- Items:

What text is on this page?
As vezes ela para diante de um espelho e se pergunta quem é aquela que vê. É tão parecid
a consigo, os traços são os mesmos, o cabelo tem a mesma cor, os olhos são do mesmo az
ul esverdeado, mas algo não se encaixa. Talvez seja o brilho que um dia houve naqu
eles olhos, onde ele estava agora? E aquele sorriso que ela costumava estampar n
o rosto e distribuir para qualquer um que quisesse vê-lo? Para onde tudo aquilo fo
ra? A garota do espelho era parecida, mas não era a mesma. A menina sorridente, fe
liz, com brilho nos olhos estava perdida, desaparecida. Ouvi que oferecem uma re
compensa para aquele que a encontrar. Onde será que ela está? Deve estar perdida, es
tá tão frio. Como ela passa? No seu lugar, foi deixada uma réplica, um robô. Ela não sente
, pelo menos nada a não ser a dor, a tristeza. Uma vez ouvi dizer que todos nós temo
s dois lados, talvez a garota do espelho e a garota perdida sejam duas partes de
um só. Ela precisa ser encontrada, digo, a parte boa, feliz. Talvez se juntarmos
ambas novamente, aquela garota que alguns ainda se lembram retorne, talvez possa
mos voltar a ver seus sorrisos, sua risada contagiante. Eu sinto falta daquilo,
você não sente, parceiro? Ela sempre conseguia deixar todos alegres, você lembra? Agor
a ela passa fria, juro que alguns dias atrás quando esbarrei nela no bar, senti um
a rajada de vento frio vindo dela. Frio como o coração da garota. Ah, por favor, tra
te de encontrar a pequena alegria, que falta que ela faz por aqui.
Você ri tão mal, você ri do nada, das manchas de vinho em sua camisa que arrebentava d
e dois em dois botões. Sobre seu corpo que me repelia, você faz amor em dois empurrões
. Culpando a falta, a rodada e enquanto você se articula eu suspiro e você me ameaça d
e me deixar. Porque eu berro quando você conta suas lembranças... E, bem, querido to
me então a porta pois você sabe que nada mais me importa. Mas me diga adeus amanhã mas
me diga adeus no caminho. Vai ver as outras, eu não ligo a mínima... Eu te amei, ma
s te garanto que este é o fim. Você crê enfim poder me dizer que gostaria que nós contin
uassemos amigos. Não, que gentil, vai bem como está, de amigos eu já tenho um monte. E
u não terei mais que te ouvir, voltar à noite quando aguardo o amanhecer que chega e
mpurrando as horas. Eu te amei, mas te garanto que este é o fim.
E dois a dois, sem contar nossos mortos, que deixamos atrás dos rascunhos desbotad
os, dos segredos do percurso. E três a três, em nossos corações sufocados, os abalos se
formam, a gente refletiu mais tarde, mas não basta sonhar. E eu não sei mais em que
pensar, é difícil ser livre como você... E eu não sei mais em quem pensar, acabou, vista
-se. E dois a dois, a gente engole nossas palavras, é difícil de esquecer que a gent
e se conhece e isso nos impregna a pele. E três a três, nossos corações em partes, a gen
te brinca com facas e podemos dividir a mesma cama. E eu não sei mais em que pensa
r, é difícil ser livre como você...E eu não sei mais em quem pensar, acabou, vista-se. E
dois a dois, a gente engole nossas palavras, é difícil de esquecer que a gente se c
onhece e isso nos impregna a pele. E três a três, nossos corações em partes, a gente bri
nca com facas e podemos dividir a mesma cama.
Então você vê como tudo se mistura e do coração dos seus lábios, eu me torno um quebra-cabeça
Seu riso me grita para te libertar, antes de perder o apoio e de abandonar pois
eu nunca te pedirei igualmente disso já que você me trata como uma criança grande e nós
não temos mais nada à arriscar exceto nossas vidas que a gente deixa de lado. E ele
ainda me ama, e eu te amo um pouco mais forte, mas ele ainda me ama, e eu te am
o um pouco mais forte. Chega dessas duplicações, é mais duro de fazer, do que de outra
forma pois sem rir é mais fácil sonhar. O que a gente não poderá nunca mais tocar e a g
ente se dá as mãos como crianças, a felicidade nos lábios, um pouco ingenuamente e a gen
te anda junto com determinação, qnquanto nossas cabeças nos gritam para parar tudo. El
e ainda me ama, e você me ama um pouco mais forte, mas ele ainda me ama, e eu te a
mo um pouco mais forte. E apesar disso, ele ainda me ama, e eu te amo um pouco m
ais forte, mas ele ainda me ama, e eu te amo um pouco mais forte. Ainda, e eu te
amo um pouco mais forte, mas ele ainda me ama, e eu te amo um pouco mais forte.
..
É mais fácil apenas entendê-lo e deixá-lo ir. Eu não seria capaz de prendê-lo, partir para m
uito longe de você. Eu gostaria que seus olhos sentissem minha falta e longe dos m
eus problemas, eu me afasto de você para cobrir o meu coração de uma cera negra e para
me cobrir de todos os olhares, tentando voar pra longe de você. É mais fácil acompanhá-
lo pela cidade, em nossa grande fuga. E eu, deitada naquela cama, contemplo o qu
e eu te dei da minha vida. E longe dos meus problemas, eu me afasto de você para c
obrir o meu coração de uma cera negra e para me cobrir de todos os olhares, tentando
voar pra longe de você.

- Problem details:
Select all lines in the listing that include the word "nossos".

- Exercise output:
E dois a dois, sem contar nossos mortos, que deixamos atrás dos rascunhos desbotad
os, dos segredos do percurso. E três a três, em nossos corações sufocados, os abalos se
e se conhece e isso nos impregna a pele. E três a três, nossos corações em partes, a gen
onhece e isso nos impregna a pele. E três a três, nossos corações em partes, a gente bri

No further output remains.